═══ Data provided
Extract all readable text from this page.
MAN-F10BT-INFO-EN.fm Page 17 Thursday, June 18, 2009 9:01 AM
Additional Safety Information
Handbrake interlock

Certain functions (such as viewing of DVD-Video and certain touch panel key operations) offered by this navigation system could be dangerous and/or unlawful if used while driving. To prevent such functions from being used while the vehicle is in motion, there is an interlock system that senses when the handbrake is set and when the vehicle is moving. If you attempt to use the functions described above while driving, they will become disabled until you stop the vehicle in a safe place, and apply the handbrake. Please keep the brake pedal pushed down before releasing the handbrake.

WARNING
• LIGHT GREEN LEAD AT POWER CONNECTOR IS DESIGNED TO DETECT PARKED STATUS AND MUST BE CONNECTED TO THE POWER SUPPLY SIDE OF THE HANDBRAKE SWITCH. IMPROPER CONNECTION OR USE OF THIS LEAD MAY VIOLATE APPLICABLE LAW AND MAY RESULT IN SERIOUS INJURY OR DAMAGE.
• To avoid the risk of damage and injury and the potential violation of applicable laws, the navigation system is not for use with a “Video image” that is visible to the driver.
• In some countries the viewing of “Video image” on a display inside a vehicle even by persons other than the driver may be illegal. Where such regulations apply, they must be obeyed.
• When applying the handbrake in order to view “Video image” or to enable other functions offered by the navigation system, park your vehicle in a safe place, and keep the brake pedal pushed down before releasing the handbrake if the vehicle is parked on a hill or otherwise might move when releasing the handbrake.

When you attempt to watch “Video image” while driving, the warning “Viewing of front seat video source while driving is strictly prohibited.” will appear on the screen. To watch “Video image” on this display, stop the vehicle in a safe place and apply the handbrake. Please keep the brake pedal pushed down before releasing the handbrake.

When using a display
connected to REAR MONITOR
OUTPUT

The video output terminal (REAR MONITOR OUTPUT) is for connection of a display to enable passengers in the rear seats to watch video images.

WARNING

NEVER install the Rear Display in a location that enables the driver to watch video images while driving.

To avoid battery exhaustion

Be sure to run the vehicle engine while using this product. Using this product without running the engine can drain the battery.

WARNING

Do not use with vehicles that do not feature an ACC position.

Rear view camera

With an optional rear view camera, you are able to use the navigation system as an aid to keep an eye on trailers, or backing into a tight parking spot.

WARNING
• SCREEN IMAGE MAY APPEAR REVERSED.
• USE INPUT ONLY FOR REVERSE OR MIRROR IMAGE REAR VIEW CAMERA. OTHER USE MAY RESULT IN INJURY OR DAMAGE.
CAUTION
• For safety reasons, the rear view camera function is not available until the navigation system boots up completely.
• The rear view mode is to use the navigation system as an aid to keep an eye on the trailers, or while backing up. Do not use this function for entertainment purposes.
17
══════
_Short task_. Identify all lines in the records above with the word "backing".

_Exercise result_.
With an optional rear view camera, you are able to use the navigation system as an aid to keep an eye on trailers, or backing into a tight parking spot.
• The rear view mode is to use the navigation system as an aid to keep an eye on the trailers, or while backing up. Do not use this function for entertainment purposes.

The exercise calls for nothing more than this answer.